TASK REQUIREMENTS. Retype the listing that follows, exactly as written.

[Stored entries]

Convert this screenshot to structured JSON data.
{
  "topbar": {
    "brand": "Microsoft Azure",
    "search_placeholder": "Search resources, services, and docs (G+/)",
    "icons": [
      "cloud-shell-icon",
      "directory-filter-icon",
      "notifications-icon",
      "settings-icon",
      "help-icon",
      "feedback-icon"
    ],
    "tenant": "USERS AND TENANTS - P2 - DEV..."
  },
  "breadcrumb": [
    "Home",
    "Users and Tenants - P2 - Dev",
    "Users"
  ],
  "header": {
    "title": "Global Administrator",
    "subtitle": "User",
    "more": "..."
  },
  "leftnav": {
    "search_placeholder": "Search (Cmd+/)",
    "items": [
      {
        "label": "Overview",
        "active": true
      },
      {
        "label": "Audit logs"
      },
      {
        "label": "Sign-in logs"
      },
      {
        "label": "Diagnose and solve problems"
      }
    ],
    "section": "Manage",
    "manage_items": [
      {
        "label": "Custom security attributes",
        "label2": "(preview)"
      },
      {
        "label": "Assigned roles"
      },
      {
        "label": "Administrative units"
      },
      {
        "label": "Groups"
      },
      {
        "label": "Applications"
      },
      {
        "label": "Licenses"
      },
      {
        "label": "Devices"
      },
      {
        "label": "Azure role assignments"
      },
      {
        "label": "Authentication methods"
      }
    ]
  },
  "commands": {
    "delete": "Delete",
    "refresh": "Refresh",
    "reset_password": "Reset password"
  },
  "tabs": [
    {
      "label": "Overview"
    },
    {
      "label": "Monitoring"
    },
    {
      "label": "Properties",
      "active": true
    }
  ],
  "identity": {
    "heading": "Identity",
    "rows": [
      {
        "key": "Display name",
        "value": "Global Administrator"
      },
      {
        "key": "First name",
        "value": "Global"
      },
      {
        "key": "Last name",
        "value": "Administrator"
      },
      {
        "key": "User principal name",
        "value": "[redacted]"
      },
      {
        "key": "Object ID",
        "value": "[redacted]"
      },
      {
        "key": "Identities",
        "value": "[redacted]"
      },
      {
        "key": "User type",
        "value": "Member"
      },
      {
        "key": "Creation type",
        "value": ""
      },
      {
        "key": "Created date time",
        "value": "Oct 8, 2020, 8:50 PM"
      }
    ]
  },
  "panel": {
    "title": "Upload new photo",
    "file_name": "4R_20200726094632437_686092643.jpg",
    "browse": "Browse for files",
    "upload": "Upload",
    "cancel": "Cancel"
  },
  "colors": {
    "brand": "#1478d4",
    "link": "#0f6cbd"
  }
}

WORKED ANSWER.
Convert this screenshot to structured JSON data.
{
  "topbar": {
    "brand": "Microsoft Azure",
    "search_placeholder": "Search resources, services, and docs (G+/)",
    "icons": [
      "cloud-shell-icon",
      "directory-filter-icon",
      "notifications-icon",
      "settings-icon",
      "help-icon",
      "feedback-icon"
    ],
    "tenant": "USERS AND TENANTS - P2 - DEV..."
  },
  "breadcrumb": [
    "Home",
    "Users and Tenants - P2 - Dev",
    "Users"
  ],
  "header": {
    "title": "Global Administrator",
    "subtitle": "User",
    "more": "..."
  },
  "leftnav": {
    "search_placeholder": "Search (Cmd+/)",
    "items": [
      {
        "label": "Overview",
        "active": true
      },
      {
        "label": "Audit logs"
      },
      {
        "label": "Sign-in logs"
      },
      {
        "label": "Diagnose and solve problems"
      }
    ],
    "section": "Manage",
    "manage_items": [
      {
        "label": "Custom security attributes",
        "label2": "(preview)"
      },
      {
        "label": "Assigned roles"
      },
      {
        "label": "Administrative units"
      },
      {
        "label": "Groups"
      },
      {
        "label": "Applications"
      },
      {
        "label": "Licenses"
      },
      {
        "label": "Devices"
      },
      {
        "label": "Azure role assignments"
      },
      {
        "label": "Authentication methods"
      }
    ]
  },
  "commands": {
    "delete": "Delete",
    "refresh": "Refresh",
    "reset_password": "Reset password"
  },
  "tabs": [
    {
      "label": "Overview"
    },
    {
      "label": "Monitoring"
    },
    {
      "label": "Properties",
      "active": true
    }
  ],
  "identity": {
    "heading": "Identity",
    "rows": [
      {
        "key": "Display name",
        "value": "Global Administrator"
      },
      {
        "key": "First name",
        "value": "Global"
      },
      {
        "key": "Last name",
        "value": "Administrator"
      },
      {
        "key": "User principal name",
        "value": "[redacted]"
      },
      {
        "key": "Object ID",
        "value": "[redacted]"
      },
      {
        "key": "Identities",
        "value": "[redacted]"
      },
      {
        "key": "User type",
        "value": "Member"
      },
      {
        "key": "Creation type",
        "value": ""
      },
      {
        "key": "Created date time",
        "value": "Oct 8, 2020, 8:50 PM"
      }
    ]
  },
  "panel": {
    "title": "Upload new photo",
    "file_name": "4R_20200726094632437_686092643.jpg",
    "browse": "Browse for files",
    "upload": "Upload",
    "cancel": "Cancel"
  },
  "colors": {
    "brand": "#1478d4",
    "link": "#0f6cbd"
  }
}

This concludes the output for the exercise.